-- start of Available data --
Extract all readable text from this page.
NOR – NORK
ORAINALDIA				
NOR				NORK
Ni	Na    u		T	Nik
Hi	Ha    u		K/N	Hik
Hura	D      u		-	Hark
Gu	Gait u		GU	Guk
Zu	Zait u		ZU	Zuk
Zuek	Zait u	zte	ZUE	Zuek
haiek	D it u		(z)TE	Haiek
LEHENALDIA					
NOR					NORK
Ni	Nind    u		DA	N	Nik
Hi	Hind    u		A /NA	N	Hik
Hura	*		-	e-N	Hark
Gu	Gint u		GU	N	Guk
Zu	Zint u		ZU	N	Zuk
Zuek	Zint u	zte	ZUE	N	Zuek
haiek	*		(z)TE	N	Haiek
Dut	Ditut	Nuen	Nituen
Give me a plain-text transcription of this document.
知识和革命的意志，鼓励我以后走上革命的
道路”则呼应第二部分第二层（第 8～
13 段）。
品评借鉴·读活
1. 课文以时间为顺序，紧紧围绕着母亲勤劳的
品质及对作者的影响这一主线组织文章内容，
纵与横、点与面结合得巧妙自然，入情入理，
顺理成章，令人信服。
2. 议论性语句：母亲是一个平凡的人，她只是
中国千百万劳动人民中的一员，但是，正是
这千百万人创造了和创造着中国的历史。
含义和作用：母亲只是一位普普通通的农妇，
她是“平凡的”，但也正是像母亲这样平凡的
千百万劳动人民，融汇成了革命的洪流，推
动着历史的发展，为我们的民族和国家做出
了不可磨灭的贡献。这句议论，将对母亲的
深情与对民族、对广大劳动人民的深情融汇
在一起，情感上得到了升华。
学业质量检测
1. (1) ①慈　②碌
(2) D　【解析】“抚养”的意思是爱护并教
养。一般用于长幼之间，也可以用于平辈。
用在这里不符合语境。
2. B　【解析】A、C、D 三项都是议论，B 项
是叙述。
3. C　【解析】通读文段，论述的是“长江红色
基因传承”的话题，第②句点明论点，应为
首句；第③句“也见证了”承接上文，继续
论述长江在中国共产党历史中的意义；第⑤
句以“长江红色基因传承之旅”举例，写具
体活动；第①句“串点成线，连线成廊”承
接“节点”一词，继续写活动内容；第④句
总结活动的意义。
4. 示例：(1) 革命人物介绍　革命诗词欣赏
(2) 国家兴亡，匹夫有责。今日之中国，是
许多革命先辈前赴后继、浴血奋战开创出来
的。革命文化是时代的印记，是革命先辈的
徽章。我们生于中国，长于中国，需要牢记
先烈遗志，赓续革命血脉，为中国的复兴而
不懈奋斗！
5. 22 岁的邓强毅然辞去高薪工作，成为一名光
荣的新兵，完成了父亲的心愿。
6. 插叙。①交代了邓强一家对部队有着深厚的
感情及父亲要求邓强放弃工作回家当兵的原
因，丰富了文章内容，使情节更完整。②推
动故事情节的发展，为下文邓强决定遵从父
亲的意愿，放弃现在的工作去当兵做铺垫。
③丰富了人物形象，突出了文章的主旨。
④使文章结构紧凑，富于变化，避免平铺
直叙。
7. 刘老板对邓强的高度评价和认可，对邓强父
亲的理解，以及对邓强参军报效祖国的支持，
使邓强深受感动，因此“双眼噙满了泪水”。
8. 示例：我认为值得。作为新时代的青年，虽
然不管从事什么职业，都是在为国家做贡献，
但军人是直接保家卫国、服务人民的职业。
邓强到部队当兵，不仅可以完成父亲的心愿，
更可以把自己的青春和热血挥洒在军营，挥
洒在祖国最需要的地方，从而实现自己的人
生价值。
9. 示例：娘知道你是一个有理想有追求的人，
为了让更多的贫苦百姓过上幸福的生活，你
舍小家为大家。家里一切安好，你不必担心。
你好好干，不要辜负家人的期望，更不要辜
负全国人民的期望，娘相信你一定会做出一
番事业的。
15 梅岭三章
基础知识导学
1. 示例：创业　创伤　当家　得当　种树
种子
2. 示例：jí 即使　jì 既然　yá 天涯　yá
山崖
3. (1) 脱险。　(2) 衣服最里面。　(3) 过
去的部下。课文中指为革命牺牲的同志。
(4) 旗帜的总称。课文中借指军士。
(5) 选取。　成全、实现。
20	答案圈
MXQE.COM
-- end of Available data --
* What is expected *
All of the entries above must be quoted exactly.

* Answer *
Extract all readable text from this page.
NOR – NORK
ORAINALDIA				
NOR				NORK
Ni	Na    u		T	Nik
Hi	Ha    u		K/N	Hik
Hura	D      u		-	Hark
Gu	Gait u		GU	Guk
Zu	Zait u		ZU	Zuk
Zuek	Zait u	zte	ZUE	Zuek
haiek	D it u		(z)TE	Haiek
LEHENALDIA					
NOR					NORK
Ni	Nind    u		DA	N	Nik
Hi	Hind    u		A /NA	N	Hik
Hura	*		-	e-N	Hark
Gu	Gint u		GU	N	Guk
Zu	Zint u		ZU	N	Zuk
Zuek	Zint u	zte	ZUE	N	Zuek
haiek	*		(z)TE	N	Haiek
Dut	Ditut	Nuen	Nituen
Give me a plain-text transcription of this document.
知识和革命的意志，鼓励我以后走上革命的
道路”则呼应第二部分第二层（第 8～
13 段）。
品评借鉴·读活
1. 课文以时间为顺序，紧紧围绕着母亲勤劳的
品质及对作者的影响这一主线组织文章内容，
纵与横、点与面结合得巧妙自然，入情入理，
顺理成章，令人信服。
2. 议论性语句：母亲是一个平凡的人，她只是
中国千百万劳动人民中的一员，但是，正是
这千百万人创造了和创造着中国的历史。
含义和作用：母亲只是一位普普通通的农妇，
她是“平凡的”，但也正是像母亲这样平凡的
千百万劳动人民，融汇成了革命的洪流，推
动着历史的发展，为我们的民族和国家做出
了不可磨灭的贡献。这句议论，将对母亲的
深情与对民族、对广大劳动人民的深情融汇
在一起，情感上得到了升华。
学业质量检测
1. (1) ①慈　②碌
(2) D　【解析】“抚养”的意思是爱护并教
养。一般用于长幼之间，也可以用于平辈。
用在这里不符合语境。
2. B　【解析】A、C、D 三项都是议论，B 项
是叙述。
3. C　【解析】通读文段，论述的是“长江红色
基因传承”的话题，第②句点明论点，应为
首句；第③句“也见证了”承接上文，继续
论述长江在中国共产党历史中的意义；第⑤
句以“长江红色基因传承之旅”举例，写具
体活动；第①句“串点成线，连线成廊”承
接“节点”一词，继续写活动内容；第④句
总结活动的意义。
4. 示例：(1) 革命人物介绍　革命诗词欣赏
(2) 国家兴亡，匹夫有责。今日之中国，是
许多革命先辈前赴后继、浴血奋战开创出来
的。革命文化是时代的印记，是革命先辈的
徽章。我们生于中国，长于中国，需要牢记
先烈遗志，赓续革命血脉，为中国的复兴而
不懈奋斗！
5. 22 岁的邓强毅然辞去高薪工作，成为一名光
荣的新兵，完成了父亲的心愿。
6. 插叙。①交代了邓强一家对部队有着深厚的
感情及父亲要求邓强放弃工作回家当兵的原
因，丰富了文章内容，使情节更完整。②推
动故事情节的发展，为下文邓强决定遵从父
亲的意愿，放弃现在的工作去当兵做铺垫。
③丰富了人物形象，突出了文章的主旨。
④使文章结构紧凑，富于变化，避免平铺
直叙。
7. 刘老板对邓强的高度评价和认可，对邓强父
亲的理解，以及对邓强参军报效祖国的支持，
使邓强深受感动，因此“双眼噙满了泪水”。
8. 示例：我认为值得。作为新时代的青年，虽
然不管从事什么职业，都是在为国家做贡献，
但军人是直接保家卫国、服务人民的职业。
邓强到部队当兵，不仅可以完成父亲的心愿，
更可以把自己的青春和热血挥洒在军营，挥
洒在祖国最需要的地方，从而实现自己的人
生价值。
9. 示例：娘知道你是一个有理想有追求的人，
为了让更多的贫苦百姓过上幸福的生活，你
舍小家为大家。家里一切安好，你不必担心。
你好好干，不要辜负家人的期望，更不要辜
负全国人民的期望，娘相信你一定会做出一
番事业的。
15 梅岭三章
基础知识导学
1. 示例：创业　创伤　当家　得当　种树
种子
2. 示例：jí 即使　jì 既然　yá 天涯　yá
山崖
3. (1) 脱险。　(2) 衣服最里面。　(3) 过
去的部下。课文中指为革命牺牲的同志。
(4) 旗帜的总称。课文中借指军士。
(5) 选取。　成全、实现。
20	答案圈
MXQE.COM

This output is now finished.